(Problem)
What follows is a listing; restate every line of it word for word.

* BEGIN Entries provided *

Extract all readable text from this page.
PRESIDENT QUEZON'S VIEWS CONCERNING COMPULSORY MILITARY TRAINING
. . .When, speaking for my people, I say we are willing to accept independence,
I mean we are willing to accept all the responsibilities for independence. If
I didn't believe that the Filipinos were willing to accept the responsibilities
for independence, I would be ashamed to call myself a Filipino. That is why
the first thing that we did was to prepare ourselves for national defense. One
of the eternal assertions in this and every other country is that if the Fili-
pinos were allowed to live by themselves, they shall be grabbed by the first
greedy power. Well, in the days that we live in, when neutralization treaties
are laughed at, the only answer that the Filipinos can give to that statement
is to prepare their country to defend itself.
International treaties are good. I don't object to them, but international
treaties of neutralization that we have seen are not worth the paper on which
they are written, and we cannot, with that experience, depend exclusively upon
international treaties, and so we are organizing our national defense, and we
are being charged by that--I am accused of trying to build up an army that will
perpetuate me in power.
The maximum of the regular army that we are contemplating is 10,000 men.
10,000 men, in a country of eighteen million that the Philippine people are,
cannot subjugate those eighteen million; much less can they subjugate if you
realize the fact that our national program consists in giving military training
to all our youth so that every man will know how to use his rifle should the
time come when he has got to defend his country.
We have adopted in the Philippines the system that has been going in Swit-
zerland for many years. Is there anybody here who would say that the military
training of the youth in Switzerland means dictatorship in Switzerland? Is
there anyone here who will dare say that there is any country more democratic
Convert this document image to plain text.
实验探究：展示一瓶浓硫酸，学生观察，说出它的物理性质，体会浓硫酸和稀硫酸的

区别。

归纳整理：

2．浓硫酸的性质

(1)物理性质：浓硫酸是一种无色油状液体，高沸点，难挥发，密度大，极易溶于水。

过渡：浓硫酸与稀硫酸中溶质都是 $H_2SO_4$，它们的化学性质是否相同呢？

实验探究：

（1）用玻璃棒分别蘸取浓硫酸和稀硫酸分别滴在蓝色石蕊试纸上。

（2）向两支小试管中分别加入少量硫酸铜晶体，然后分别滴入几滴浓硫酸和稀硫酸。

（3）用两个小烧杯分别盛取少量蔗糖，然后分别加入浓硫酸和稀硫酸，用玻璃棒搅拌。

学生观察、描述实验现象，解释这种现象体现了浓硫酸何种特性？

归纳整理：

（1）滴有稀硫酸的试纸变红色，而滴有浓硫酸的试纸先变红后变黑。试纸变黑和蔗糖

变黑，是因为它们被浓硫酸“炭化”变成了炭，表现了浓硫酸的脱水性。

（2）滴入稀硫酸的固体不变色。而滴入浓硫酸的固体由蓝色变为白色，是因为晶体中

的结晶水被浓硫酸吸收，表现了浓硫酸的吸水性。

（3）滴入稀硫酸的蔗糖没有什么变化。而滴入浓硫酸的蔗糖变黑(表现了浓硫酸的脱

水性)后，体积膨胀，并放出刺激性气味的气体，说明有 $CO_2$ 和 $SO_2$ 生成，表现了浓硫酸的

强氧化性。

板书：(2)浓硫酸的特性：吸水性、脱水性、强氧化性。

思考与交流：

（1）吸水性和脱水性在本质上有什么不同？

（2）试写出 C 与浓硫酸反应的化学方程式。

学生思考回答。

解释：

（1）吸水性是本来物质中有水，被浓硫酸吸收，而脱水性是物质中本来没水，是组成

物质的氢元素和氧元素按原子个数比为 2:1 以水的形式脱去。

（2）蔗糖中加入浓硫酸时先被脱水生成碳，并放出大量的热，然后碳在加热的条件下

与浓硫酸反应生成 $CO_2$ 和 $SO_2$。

* END Entries provided *

(Reply to the task)
Extract all readable text from this page.
PRESIDENT QUEZON'S VIEWS CONCERNING COMPULSORY MILITARY TRAINING
. . .When, speaking for my people, I say we are willing to accept independence,
I mean we are willing to accept all the responsibilities for independence. If
I didn't believe that the Filipinos were willing to accept the responsibilities
for independence, I would be ashamed to call myself a Filipino. That is why
the first thing that we did was to prepare ourselves for national defense. One
of the eternal assertions in this and every other country is that if the Fili-
pinos were allowed to live by themselves, they shall be grabbed by the first
greedy power. Well, in the days that we live in, when neutralization treaties
are laughed at, the only answer that the Filipinos can give to that statement
is to prepare their country to defend itself.
International treaties are good. I don't object to them, but international
treaties of neutralization that we have seen are not worth the paper on which
they are written, and we cannot, with that experience, depend exclusively upon
international treaties, and so we are organizing our national defense, and we
are being charged by that--I am accused of trying to build up an army that will
perpetuate me in power.
The maximum of the regular army that we are contemplating is 10,000 men.
10,000 men, in a country of eighteen million that the Philippine people are,
cannot subjugate those eighteen million; much less can they subjugate if you
realize the fact that our national program consists in giving military training
to all our youth so that every man will know how to use his rifle should the
time come when he has got to defend his country.
We have adopted in the Philippines the system that has been going in Swit-
zerland for many years. Is there anybody here who would say that the military
training of the youth in Switzerland means dictatorship in Switzerland? Is
there anyone here who will dare say that there is any country more democratic
Convert this document image to plain text.
实验探究：展示一瓶浓硫酸，学生观察，说出它的物理性质，体会浓硫酸和稀硫酸的

区别。

归纳整理：

2．浓硫酸的性质

(1)物理性质：浓硫酸是一种无色油状液体，高沸点，难挥发，密度大，极易溶于水。

过渡：浓硫酸与稀硫酸中溶质都是 $H_2SO_4$，它们的化学性质是否相同呢？

实验探究：

（1）用玻璃棒分别蘸取浓硫酸和稀硫酸分别滴在蓝色石蕊试纸上。

（2）向两支小试管中分别加入少量硫酸铜晶体，然后分别滴入几滴浓硫酸和稀硫酸。

（3）用两个小烧杯分别盛取少量蔗糖，然后分别加入浓硫酸和稀硫酸，用玻璃棒搅拌。

学生观察、描述实验现象，解释这种现象体现了浓硫酸何种特性？

归纳整理：

（1）滴有稀硫酸的试纸变红色，而滴有浓硫酸的试纸先变红后变黑。试纸变黑和蔗糖

变黑，是因为它们被浓硫酸“炭化”变成了炭，表现了浓硫酸的脱水性。

（2）滴入稀硫酸的固体不变色。而滴入浓硫酸的固体由蓝色变为白色，是因为晶体中

的结晶水被浓硫酸吸收，表现了浓硫酸的吸水性。

（3）滴入稀硫酸的蔗糖没有什么变化。而滴入浓硫酸的蔗糖变黑(表现了浓硫酸的脱

水性)后，体积膨胀，并放出刺激性气味的气体，说明有 $CO_2$ 和 $SO_2$ 生成，表现了浓硫酸的

强氧化性。

板书：(2)浓硫酸的特性：吸水性、脱水性、强氧化性。

思考与交流：

（1）吸水性和脱水性在本质上有什么不同？

（2）试写出 C 与浓硫酸反应的化学方程式。

学生思考回答。

解释：

（1）吸水性是本来物质中有水，被浓硫酸吸收，而脱水性是物质中本来没水，是组成

物质的氢元素和氧元素按原子个数比为 2:1 以水的形式脱去。

（2）蔗糖中加入浓硫酸时先被脱水生成碳，并放出大量的热，然后碳在加热的条件下

与浓硫酸反应生成 $CO_2$ 和 $SO_2$。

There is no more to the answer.